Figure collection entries

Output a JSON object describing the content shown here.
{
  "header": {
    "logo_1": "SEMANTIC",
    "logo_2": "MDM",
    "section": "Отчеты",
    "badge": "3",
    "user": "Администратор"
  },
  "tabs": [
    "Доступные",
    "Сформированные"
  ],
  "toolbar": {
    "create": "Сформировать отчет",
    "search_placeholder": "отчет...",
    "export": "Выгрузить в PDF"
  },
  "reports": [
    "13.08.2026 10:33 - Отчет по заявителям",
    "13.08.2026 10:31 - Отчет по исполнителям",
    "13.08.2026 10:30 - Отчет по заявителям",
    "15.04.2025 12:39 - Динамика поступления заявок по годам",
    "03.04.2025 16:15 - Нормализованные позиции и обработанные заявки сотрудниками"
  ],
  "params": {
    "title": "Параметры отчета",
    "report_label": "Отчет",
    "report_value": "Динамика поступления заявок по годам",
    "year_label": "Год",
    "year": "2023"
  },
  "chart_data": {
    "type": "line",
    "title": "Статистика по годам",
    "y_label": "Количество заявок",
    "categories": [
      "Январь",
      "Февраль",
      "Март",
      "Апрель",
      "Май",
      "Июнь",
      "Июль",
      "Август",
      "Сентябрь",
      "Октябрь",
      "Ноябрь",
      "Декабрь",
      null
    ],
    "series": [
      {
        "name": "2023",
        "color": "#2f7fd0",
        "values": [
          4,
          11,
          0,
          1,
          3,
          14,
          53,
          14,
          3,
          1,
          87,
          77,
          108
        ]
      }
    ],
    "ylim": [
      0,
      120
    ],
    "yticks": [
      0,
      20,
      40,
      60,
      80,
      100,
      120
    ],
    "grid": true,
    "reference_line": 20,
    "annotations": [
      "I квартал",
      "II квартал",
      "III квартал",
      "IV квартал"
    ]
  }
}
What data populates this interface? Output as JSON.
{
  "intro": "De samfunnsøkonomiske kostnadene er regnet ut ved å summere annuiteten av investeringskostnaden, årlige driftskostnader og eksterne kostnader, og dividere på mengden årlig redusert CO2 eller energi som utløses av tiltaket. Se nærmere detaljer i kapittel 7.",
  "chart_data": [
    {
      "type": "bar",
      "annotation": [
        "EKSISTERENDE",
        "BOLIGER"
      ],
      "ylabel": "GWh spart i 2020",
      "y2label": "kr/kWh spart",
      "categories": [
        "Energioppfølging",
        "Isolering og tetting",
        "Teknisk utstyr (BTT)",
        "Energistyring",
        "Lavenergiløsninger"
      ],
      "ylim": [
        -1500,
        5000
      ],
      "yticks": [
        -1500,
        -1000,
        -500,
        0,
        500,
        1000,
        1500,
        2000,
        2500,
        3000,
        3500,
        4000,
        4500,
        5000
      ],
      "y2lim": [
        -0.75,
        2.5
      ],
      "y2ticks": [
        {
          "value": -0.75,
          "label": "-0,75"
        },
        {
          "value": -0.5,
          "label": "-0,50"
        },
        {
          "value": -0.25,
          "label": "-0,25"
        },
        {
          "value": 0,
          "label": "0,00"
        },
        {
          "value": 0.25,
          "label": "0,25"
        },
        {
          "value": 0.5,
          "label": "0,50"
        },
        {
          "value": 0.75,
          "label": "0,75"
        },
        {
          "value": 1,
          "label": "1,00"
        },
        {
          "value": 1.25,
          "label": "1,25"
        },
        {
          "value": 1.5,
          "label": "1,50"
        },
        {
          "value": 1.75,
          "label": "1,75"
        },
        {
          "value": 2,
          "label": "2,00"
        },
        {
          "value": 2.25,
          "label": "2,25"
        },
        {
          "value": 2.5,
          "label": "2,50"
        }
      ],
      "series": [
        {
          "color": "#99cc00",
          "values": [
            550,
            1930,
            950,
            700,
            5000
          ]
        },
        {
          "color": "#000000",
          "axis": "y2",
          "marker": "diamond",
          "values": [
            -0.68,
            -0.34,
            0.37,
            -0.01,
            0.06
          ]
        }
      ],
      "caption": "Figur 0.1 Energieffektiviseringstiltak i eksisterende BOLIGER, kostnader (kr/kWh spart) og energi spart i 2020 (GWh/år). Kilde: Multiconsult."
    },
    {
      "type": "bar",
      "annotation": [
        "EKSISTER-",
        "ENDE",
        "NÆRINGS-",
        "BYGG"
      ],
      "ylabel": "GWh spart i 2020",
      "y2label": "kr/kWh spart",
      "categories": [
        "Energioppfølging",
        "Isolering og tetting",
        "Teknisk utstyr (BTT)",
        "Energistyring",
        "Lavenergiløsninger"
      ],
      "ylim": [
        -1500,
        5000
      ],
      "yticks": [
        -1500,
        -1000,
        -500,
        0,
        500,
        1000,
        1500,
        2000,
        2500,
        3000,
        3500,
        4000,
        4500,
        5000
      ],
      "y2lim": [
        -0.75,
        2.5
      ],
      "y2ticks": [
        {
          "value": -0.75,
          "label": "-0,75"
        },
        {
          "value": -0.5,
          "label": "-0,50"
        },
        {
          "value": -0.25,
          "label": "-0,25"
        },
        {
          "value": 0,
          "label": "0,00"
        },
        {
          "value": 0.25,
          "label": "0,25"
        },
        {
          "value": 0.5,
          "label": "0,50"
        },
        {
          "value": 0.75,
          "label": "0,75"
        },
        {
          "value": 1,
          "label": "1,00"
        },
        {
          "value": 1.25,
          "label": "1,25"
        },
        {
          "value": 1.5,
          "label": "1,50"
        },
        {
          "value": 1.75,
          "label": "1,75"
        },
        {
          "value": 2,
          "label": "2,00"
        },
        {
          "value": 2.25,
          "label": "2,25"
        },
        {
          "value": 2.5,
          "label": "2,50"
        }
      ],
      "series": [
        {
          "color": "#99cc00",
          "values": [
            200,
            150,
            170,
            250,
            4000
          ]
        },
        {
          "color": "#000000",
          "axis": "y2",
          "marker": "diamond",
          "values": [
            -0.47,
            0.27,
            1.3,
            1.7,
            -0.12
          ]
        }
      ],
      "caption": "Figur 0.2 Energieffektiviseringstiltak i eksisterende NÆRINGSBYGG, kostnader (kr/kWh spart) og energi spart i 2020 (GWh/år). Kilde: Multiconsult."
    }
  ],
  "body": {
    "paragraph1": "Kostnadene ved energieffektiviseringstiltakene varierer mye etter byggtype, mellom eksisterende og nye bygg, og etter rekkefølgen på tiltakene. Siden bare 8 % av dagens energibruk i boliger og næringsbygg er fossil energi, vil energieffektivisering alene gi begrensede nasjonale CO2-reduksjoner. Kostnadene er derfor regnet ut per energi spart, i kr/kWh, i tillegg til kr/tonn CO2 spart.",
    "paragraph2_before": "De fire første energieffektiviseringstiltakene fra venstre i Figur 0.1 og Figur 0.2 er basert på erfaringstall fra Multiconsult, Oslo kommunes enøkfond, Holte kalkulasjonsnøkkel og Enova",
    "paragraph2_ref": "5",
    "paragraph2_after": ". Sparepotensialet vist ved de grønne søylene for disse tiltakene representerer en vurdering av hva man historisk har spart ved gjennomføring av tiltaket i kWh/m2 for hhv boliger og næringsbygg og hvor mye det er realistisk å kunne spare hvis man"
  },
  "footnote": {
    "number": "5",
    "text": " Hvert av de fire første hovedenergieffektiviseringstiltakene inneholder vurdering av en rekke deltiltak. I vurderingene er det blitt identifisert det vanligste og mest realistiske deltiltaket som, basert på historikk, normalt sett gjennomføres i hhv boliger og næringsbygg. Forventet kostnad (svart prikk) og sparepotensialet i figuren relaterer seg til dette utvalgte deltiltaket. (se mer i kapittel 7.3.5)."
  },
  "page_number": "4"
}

◆ Written problem
Gather every line containing the word "квартал" and copy it.

◆ The output
      "I квартал",
      "II квартал",
      "III квартал",
      "IV квартал"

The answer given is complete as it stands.